Material shown:
********

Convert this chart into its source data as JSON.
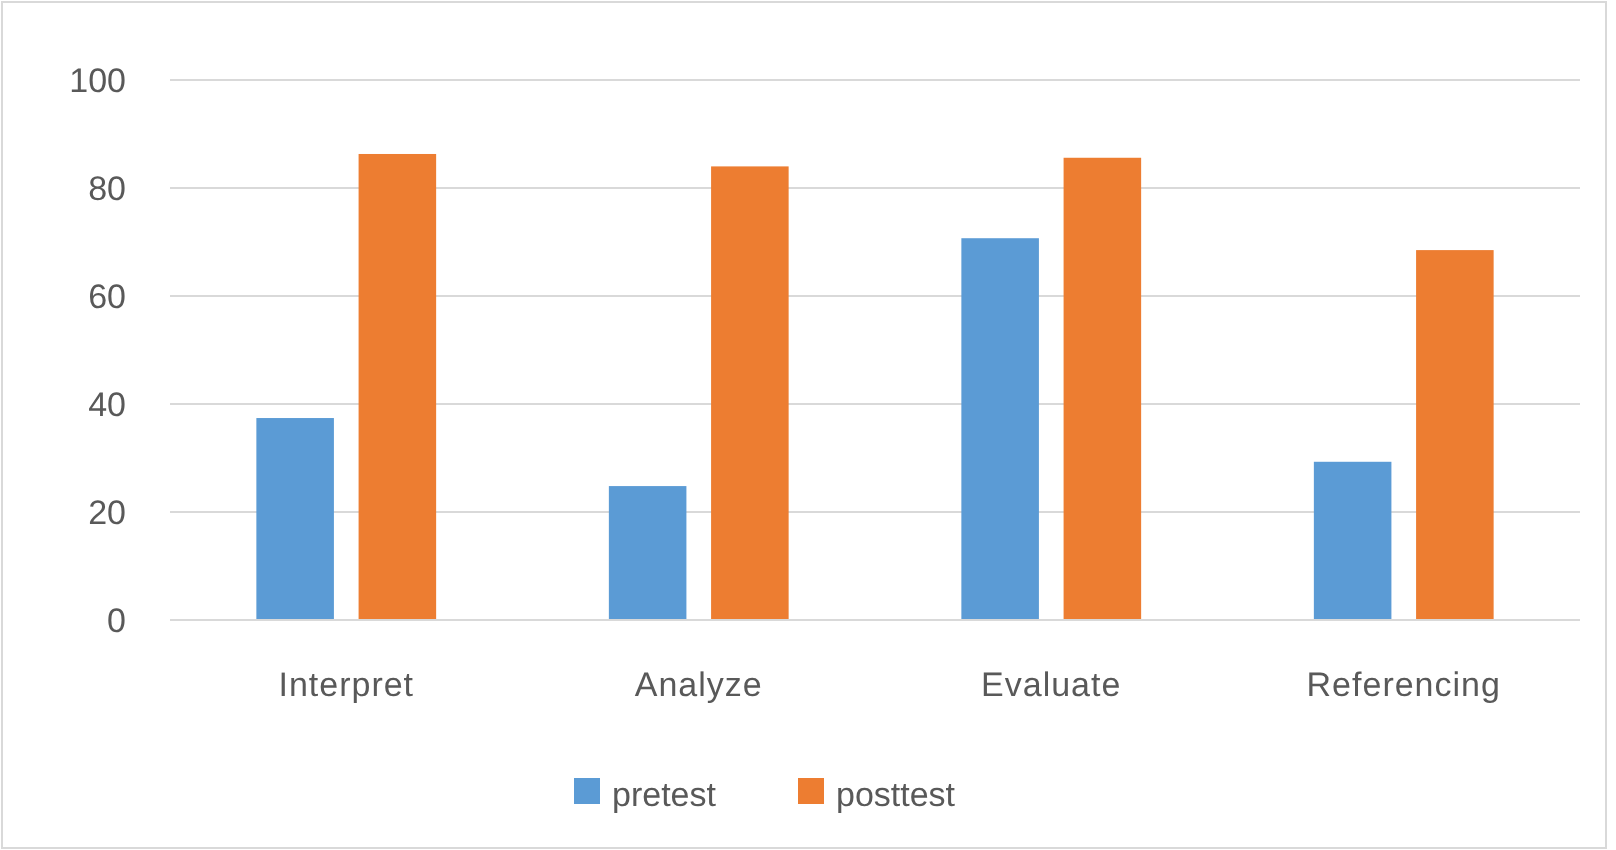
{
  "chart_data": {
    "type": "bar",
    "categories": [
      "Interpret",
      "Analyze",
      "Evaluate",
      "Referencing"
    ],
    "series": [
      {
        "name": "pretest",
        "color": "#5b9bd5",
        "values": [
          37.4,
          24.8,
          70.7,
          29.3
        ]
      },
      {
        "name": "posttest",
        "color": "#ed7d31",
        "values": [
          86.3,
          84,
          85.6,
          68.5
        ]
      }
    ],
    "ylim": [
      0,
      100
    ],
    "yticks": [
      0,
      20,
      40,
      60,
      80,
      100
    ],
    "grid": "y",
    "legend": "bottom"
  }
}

********

Brief:
Except for the pictures, copy the material above exactly.

Response to the exercise:
Convert this chart into its source data as JSON.
{
  "chart_data": {
    "type": "bar",
    "categories": [
      "Interpret",
      "Analyze",
      "Evaluate",
      "Referencing"
    ],
    "series": [
      {
        "name": "pretest",
        "color": "#5b9bd5",
        "values": [
          37.4,
          24.8,
          70.7,
          29.3
        ]
      },
      {
        "name": "posttest",
        "color": "#ed7d31",
        "values": [
          86.3,
          84,
          85.6,
          68.5
        ]
      }
    ],
    "ylim": [
      0,
      100
    ],
    "yticks": [
      0,
      20,
      40,
      60,
      80,
      100
    ],
    "grid": "y",
    "legend": "bottom"
  }
}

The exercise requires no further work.